#### Input material:

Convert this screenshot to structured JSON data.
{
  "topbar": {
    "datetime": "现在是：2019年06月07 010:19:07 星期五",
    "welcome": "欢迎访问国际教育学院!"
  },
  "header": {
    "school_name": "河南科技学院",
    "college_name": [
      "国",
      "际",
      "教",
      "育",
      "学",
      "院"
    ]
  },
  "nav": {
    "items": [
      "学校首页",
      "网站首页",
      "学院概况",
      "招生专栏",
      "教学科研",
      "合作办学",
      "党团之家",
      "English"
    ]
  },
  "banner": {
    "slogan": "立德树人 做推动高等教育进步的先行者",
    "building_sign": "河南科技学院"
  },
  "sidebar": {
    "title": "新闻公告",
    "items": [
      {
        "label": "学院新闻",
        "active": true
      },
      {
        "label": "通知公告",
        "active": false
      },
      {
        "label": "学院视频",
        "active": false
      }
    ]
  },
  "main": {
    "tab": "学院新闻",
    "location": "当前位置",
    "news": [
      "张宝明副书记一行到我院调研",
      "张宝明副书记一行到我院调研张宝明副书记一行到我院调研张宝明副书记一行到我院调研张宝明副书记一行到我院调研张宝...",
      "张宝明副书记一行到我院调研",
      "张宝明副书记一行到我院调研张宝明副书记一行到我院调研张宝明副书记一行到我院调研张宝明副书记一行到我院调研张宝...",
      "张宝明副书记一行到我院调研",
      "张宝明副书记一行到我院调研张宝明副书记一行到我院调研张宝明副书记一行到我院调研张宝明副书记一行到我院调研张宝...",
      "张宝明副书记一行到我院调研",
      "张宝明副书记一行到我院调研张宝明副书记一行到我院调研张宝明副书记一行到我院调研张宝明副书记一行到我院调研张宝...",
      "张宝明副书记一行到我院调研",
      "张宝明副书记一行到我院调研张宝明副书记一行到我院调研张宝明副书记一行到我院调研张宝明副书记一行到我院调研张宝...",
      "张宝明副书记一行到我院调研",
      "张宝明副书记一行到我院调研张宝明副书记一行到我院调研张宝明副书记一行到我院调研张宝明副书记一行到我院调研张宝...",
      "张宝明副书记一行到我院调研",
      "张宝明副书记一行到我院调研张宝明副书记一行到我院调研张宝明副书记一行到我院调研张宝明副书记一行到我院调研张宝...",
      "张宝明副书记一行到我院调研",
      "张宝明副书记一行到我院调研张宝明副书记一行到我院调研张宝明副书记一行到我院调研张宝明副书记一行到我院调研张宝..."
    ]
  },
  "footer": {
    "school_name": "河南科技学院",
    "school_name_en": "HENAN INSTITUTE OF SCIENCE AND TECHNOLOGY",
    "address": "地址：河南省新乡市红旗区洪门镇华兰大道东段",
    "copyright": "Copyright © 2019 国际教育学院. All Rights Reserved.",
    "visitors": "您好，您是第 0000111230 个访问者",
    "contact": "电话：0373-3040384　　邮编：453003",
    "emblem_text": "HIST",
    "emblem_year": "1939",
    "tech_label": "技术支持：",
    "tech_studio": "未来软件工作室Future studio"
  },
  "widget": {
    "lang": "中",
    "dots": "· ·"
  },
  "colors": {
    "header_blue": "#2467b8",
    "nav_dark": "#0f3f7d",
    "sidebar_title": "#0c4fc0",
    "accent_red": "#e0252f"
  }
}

#### Objective:
Take the listing above and write it out again exactly.

#### Reply:
Convert this screenshot to structured JSON data.
{
  "topbar": {
    "datetime": "现在是：2019年06月07 010:19:07 星期五",
    "welcome": "欢迎访问国际教育学院!"
  },
  "header": {
    "school_name": "河南科技学院",
    "college_name": [
      "国",
      "际",
      "教",
      "育",
      "学",
      "院"
    ]
  },
  "nav": {
    "items": [
      "学校首页",
      "网站首页",
      "学院概况",
      "招生专栏",
      "教学科研",
      "合作办学",
      "党团之家",
      "English"
    ]
  },
  "banner": {
    "slogan": "立德树人 做推动高等教育进步的先行者",
    "building_sign": "河南科技学院"
  },
  "sidebar": {
    "title": "新闻公告",
    "items": [
      {
        "label": "学院新闻",
        "active": true
      },
      {
        "label": "通知公告",
        "active": false
      },
      {
        "label": "学院视频",
        "active": false
      }
    ]
  },
  "main": {
    "tab": "学院新闻",
    "location": "当前位置",
    "news": [
      "张宝明副书记一行到我院调研",
      "张宝明副书记一行到我院调研张宝明副书记一行到我院调研张宝明副书记一行到我院调研张宝明副书记一行到我院调研张宝...",
      "张宝明副书记一行到我院调研",
      "张宝明副书记一行到我院调研张宝明副书记一行到我院调研张宝明副书记一行到我院调研张宝明副书记一行到我院调研张宝...",
      "张宝明副书记一行到我院调研",
      "张宝明副书记一行到我院调研张宝明副书记一行到我院调研张宝明副书记一行到我院调研张宝明副书记一行到我院调研张宝...",
      "张宝明副书记一行到我院调研",
      "张宝明副书记一行到我院调研张宝明副书记一行到我院调研张宝明副书记一行到我院调研张宝明副书记一行到我院调研张宝...",
      "张宝明副书记一行到我院调研",
      "张宝明副书记一行到我院调研张宝明副书记一行到我院调研张宝明副书记一行到我院调研张宝明副书记一行到我院调研张宝...",
      "张宝明副书记一行到我院调研",
      "张宝明副书记一行到我院调研张宝明副书记一行到我院调研张宝明副书记一行到我院调研张宝明副书记一行到我院调研张宝...",
      "张宝明副书记一行到我院调研",
      "张宝明副书记一行到我院调研张宝明副书记一行到我院调研张宝明副书记一行到我院调研张宝明副书记一行到我院调研张宝...",
      "张宝明副书记一行到我院调研",
      "张宝明副书记一行到我院调研张宝明副书记一行到我院调研张宝明副书记一行到我院调研张宝明副书记一行到我院调研张宝..."
    ]
  },
  "footer": {
    "school_name": "河南科技学院",
    "school_name_en": "HENAN INSTITUTE OF SCIENCE AND TECHNOLOGY",
    "address": "地址：河南省新乡市红旗区洪门镇华兰大道东段",
    "copyright": "Copyright © 2019 国际教育学院. All Rights Reserved.",
    "visitors": "您好，您是第 0000111230 个访问者",
    "contact": "电话：0373-3040384　　邮编：453003",
    "emblem_text": "HIST",
    "emblem_year": "1939",
    "tech_label": "技术支持：",
    "tech_studio": "未来软件工作室Future studio"
  },
  "widget": {
    "lang": "中",
    "dots": "· ·"
  },
  "colors": {
    "header_blue": "#2467b8",
    "nav_dark": "#0f3f7d",
    "sidebar_title": "#0c4fc0",
    "accent_red": "#e0252f"
  }
}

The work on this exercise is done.